EXERCISE DETAILS —
Search the material for the string "Documents", then return every line where it is found.

▬▬▬

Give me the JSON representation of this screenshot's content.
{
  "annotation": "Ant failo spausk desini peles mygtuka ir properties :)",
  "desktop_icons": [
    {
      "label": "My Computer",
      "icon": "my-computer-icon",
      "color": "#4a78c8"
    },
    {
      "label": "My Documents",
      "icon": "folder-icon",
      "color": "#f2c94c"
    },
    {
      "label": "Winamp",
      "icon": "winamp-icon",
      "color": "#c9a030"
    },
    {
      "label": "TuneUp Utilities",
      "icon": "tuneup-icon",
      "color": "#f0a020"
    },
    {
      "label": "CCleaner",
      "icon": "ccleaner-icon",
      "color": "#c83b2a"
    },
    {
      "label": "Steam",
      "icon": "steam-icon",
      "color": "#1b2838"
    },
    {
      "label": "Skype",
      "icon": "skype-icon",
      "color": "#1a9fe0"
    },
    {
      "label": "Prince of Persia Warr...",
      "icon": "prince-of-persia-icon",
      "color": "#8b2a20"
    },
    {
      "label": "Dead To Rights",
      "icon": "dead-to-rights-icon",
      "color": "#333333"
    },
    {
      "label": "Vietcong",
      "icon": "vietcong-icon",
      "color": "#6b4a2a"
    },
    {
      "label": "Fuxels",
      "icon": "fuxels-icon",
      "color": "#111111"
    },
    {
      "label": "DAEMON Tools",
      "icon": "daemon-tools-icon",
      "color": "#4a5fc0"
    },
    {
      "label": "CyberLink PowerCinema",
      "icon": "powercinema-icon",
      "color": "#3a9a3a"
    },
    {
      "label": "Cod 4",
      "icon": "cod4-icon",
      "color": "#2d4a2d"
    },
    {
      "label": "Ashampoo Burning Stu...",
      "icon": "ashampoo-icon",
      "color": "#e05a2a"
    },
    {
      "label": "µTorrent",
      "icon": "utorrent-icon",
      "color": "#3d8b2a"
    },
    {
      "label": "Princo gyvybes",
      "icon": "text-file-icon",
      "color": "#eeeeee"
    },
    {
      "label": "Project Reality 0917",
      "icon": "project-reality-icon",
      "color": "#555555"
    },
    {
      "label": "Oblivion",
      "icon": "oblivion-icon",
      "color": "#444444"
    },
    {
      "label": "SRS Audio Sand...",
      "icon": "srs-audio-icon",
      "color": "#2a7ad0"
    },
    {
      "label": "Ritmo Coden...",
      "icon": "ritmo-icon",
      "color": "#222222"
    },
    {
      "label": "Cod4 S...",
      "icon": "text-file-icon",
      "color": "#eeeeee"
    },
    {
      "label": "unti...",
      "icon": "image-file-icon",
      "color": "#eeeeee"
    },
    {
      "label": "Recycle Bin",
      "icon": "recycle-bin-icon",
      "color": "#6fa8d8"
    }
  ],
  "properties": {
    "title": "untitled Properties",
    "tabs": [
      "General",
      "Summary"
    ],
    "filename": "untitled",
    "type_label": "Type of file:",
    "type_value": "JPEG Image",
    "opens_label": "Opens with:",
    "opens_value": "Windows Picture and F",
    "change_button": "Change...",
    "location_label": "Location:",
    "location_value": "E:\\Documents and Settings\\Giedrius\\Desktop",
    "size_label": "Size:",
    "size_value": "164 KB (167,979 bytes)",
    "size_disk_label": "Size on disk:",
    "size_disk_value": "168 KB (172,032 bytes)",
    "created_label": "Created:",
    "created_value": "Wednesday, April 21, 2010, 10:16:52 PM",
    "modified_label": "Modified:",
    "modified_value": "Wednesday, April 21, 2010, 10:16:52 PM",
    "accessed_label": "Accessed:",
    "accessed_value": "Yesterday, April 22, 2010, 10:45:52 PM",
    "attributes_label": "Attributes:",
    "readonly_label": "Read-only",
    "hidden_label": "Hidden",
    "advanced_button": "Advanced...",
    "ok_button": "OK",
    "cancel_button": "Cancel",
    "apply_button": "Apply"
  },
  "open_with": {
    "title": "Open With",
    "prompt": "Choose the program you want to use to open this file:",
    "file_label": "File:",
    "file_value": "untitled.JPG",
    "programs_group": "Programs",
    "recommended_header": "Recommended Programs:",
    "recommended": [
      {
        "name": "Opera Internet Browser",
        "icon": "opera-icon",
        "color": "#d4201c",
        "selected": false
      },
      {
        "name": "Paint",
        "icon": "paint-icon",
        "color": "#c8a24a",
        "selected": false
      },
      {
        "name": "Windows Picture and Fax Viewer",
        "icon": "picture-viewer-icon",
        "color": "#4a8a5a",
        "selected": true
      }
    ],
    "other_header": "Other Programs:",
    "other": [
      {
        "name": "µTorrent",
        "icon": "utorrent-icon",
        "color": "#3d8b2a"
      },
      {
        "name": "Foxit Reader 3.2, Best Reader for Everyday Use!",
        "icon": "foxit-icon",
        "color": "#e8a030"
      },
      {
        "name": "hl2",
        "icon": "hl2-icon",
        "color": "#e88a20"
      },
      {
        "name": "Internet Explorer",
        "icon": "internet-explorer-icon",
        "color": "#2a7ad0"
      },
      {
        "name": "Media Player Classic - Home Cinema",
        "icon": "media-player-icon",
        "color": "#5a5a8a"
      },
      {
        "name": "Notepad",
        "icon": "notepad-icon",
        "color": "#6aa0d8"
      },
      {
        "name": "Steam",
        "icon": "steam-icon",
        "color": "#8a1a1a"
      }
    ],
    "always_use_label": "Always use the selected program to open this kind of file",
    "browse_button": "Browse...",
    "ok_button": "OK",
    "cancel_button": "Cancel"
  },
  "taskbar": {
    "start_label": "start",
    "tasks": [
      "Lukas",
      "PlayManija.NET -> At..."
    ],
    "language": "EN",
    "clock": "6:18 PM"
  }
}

▬▬▬

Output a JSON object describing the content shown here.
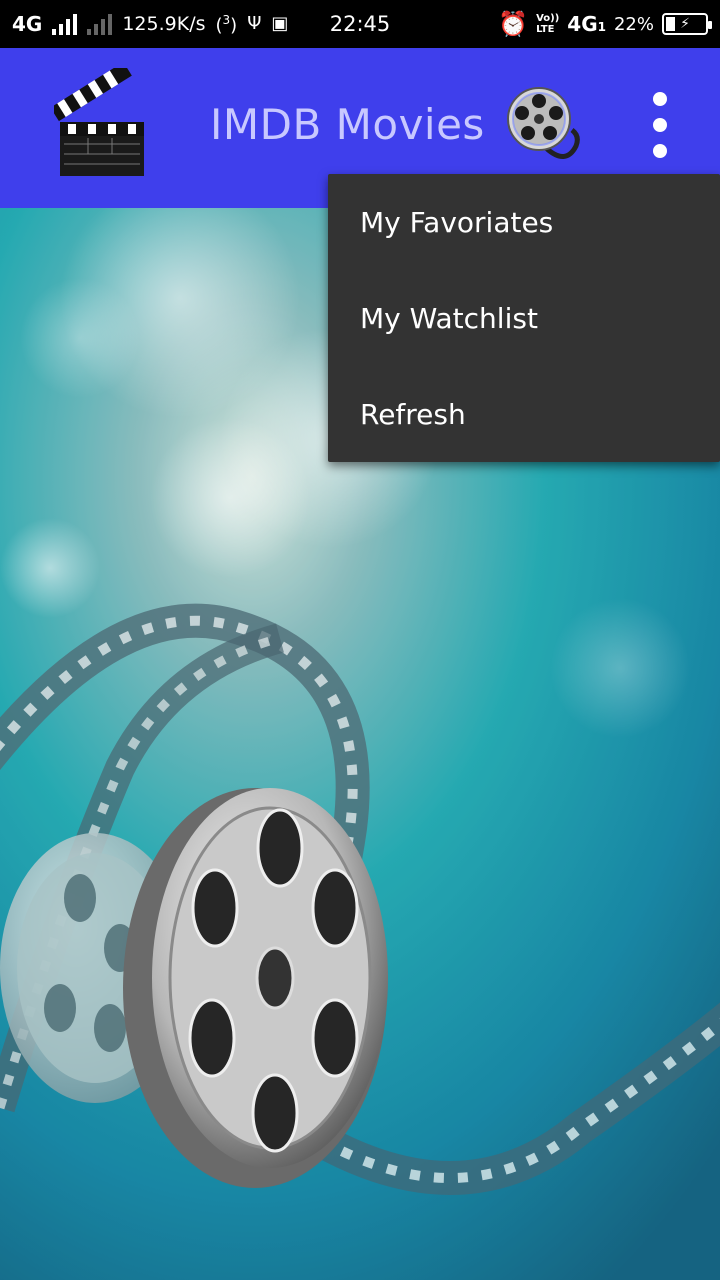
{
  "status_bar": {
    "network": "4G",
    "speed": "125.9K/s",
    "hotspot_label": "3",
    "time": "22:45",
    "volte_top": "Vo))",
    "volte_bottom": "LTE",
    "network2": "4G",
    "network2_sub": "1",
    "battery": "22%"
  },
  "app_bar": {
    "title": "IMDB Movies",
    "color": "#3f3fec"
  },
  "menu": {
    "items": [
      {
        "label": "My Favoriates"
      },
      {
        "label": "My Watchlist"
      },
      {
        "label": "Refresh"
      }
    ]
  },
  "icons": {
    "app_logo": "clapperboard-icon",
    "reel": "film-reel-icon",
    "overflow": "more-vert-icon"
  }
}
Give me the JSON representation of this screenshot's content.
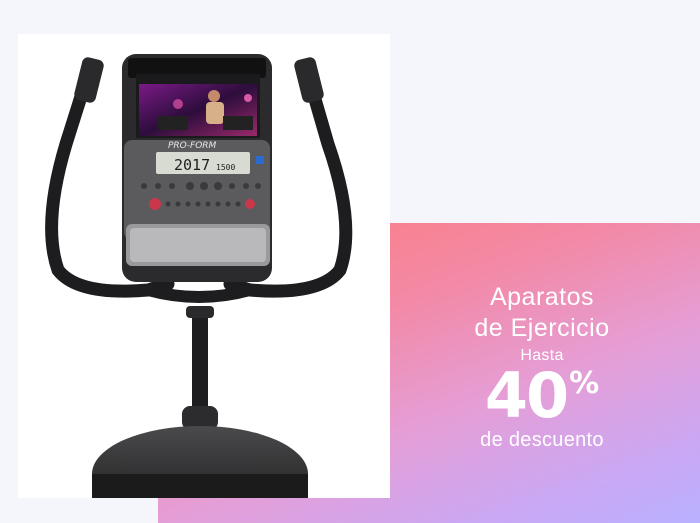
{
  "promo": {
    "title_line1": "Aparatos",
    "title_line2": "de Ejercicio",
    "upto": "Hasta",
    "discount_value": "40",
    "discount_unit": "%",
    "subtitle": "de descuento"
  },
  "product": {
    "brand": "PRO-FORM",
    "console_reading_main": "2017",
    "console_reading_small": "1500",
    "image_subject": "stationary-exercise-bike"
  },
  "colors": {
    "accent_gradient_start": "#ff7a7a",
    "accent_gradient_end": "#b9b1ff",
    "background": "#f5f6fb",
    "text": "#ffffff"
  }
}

▬▬▬

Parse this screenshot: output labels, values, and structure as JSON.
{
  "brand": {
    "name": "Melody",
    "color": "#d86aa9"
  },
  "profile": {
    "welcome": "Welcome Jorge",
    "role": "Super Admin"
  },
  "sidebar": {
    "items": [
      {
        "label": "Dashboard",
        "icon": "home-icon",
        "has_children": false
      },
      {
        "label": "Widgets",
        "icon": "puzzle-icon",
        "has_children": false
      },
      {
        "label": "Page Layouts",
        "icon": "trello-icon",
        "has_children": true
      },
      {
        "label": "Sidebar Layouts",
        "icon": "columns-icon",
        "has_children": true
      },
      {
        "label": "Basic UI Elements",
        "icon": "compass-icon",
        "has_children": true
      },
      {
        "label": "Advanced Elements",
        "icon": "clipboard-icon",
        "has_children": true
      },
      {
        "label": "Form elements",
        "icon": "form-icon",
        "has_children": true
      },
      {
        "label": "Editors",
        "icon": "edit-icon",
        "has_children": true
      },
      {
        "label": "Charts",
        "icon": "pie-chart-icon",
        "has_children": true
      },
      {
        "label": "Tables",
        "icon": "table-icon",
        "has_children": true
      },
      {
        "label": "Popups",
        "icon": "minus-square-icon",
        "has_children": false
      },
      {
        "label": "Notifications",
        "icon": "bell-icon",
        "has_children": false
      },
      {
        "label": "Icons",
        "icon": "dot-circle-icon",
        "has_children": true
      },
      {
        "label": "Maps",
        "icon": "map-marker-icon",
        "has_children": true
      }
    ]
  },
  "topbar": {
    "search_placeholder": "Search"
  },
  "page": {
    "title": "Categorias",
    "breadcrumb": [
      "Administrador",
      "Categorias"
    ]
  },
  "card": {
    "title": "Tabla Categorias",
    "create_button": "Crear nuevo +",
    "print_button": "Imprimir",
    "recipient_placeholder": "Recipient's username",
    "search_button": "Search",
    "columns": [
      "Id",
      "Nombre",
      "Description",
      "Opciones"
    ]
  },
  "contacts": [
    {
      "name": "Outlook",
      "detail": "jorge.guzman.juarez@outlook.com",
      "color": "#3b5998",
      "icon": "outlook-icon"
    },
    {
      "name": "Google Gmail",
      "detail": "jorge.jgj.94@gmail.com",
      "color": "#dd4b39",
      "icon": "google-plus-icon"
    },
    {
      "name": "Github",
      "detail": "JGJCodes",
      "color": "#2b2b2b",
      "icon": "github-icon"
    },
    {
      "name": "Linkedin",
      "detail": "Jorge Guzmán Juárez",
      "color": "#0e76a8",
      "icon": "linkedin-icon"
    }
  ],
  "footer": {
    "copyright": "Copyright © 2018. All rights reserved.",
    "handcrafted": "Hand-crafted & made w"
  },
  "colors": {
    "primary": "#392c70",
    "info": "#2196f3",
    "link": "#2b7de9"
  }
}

▬▬▬

SOLUTION TO THE PROBLEM —
      "label": "My Documents",
    "location_value": "E:\\Documents and Settings\\Giedrius\\Desktop",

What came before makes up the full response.